__OBJECTIVE__: Identify all lines of the data containing the string "this" and copy them.

__SUPPLIED ENTRIES__:
══════════════════════════════
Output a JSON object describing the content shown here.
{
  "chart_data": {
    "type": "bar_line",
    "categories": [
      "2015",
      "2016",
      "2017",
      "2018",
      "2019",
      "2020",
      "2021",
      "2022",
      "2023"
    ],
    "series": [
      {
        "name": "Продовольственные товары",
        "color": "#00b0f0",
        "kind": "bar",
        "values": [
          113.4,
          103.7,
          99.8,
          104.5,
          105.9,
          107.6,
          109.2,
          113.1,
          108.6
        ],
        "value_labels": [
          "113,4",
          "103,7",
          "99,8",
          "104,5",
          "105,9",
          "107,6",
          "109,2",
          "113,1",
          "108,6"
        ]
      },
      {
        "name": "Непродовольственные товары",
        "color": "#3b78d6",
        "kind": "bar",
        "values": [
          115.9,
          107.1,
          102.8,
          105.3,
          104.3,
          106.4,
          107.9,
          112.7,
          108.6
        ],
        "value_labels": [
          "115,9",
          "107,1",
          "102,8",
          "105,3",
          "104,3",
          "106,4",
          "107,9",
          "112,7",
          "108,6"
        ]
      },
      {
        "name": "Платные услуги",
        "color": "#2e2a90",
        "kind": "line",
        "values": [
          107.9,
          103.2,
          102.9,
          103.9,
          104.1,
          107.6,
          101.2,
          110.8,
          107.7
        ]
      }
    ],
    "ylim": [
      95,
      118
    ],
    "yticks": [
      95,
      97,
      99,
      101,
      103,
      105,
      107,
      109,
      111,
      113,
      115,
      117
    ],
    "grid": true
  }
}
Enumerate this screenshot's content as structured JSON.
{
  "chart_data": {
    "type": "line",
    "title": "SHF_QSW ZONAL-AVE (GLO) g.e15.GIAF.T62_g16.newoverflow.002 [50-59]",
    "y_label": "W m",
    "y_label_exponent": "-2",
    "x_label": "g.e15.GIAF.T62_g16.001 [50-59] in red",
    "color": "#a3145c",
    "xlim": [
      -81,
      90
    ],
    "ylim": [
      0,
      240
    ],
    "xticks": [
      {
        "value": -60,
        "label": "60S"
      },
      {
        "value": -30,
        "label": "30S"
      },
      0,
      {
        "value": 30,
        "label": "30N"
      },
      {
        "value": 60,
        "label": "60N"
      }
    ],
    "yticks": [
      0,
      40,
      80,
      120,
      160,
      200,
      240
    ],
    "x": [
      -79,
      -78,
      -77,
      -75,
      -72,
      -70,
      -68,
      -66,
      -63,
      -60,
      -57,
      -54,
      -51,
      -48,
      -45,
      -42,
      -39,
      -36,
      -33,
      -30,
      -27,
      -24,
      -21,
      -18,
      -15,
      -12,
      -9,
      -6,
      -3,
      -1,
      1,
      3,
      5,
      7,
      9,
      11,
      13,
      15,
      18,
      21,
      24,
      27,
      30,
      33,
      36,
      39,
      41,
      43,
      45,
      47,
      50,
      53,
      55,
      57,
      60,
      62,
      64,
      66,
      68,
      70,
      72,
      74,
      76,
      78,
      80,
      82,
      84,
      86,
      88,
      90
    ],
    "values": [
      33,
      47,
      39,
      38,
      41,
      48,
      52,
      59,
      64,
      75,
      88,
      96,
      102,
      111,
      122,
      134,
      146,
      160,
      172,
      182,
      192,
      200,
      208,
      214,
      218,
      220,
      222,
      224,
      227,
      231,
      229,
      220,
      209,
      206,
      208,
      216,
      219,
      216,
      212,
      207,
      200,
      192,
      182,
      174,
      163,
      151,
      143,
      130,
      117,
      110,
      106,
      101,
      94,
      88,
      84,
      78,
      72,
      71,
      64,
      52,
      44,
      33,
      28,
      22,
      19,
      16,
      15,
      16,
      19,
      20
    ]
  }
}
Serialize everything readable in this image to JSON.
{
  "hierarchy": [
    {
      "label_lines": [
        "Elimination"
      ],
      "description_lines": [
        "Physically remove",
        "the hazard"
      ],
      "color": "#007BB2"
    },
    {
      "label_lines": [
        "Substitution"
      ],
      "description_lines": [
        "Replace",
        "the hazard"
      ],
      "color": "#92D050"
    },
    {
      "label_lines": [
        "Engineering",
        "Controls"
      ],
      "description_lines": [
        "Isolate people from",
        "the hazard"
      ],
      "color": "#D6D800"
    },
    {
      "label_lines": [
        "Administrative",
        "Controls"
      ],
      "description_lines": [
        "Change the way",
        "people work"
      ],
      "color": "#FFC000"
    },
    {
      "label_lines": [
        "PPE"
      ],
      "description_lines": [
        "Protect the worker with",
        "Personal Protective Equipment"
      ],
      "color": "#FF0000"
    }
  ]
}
══════════════════════════════
__EXERCISE RESULT__:
Enumerate this screenshot's content as structured JSON.
Serialize everything readable in this image to JSON.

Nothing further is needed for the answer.